■ **EXERCISE**
Write out each entry again. Keep every word exactly as it is.

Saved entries

start

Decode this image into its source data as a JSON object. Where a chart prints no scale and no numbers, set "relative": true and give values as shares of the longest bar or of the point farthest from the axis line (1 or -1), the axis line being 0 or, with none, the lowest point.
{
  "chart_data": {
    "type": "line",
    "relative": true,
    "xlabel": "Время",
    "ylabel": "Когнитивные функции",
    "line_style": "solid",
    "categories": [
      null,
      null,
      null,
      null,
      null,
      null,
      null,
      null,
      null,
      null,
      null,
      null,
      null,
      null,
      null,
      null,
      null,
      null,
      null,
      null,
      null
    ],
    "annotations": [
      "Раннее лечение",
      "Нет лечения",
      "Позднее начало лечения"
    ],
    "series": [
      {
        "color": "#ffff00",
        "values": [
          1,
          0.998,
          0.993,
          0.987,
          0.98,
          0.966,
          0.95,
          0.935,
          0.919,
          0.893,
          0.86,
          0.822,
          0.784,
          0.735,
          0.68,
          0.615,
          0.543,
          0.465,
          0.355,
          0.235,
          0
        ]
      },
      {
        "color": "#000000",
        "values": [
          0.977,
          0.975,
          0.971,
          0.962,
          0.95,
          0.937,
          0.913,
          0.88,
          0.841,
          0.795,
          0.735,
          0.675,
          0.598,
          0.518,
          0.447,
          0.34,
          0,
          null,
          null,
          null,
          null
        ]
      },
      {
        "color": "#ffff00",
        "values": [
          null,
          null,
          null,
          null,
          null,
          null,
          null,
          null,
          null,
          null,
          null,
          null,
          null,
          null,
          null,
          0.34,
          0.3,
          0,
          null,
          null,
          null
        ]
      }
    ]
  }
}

end

■ **TASK OUTPUT**
Decode this image into its source data as a JSON object. Where a chart prints no scale and no numbers, set "relative": true and give values as shares of the longest bar or of the point farthest from the axis line (1 or -1), the axis line being 0 or, with none, the lowest point.
{
  "chart_data": {
    "type": "line",
    "relative": true,
    "xlabel": "Время",
    "ylabel": "Когнитивные функции",
    "line_style": "solid",
    "categories": [
      null,
      null,
      null,
      null,
      null,
      null,
      null,
      null,
      null,
      null,
      null,
      null,
      null,
      null,
      null,
      null,
      null,
      null,
      null,
      null,
      null
    ],
    "annotations": [
      "Раннее лечение",
      "Нет лечения",
      "Позднее начало лечения"
    ],
    "series": [
      {
        "color": "#ffff00",
        "values": [
          1,
          0.998,
          0.993,
          0.987,
          0.98,
          0.966,
          0.95,
          0.935,
          0.919,
          0.893,
          0.86,
          0.822,
          0.784,
          0.735,
          0.68,
          0.615,
          0.543,
          0.465,
          0.355,
          0.235,
          0
        ]
      },
      {
        "color": "#000000",
        "values": [
          0.977,
          0.975,
          0.971,
          0.962,
          0.95,
          0.937,
          0.913,
          0.88,
          0.841,
          0.795,
          0.735,
          0.675,
          0.598,
          0.518,
          0.447,
          0.34,
          0,
          null,
          null,
          null,
          null
        ]
      },
      {
        "color": "#ffff00",
        "values": [
          null,
          null,
          null,
          null,
          null,
          null,
          null,
          null,
          null,
          null,
          null,
          null,
          null,
          null,
          null,
          0.34,
          0.3,
          0,
          null,
          null,
          null
        ]
      }
    ]
  }
}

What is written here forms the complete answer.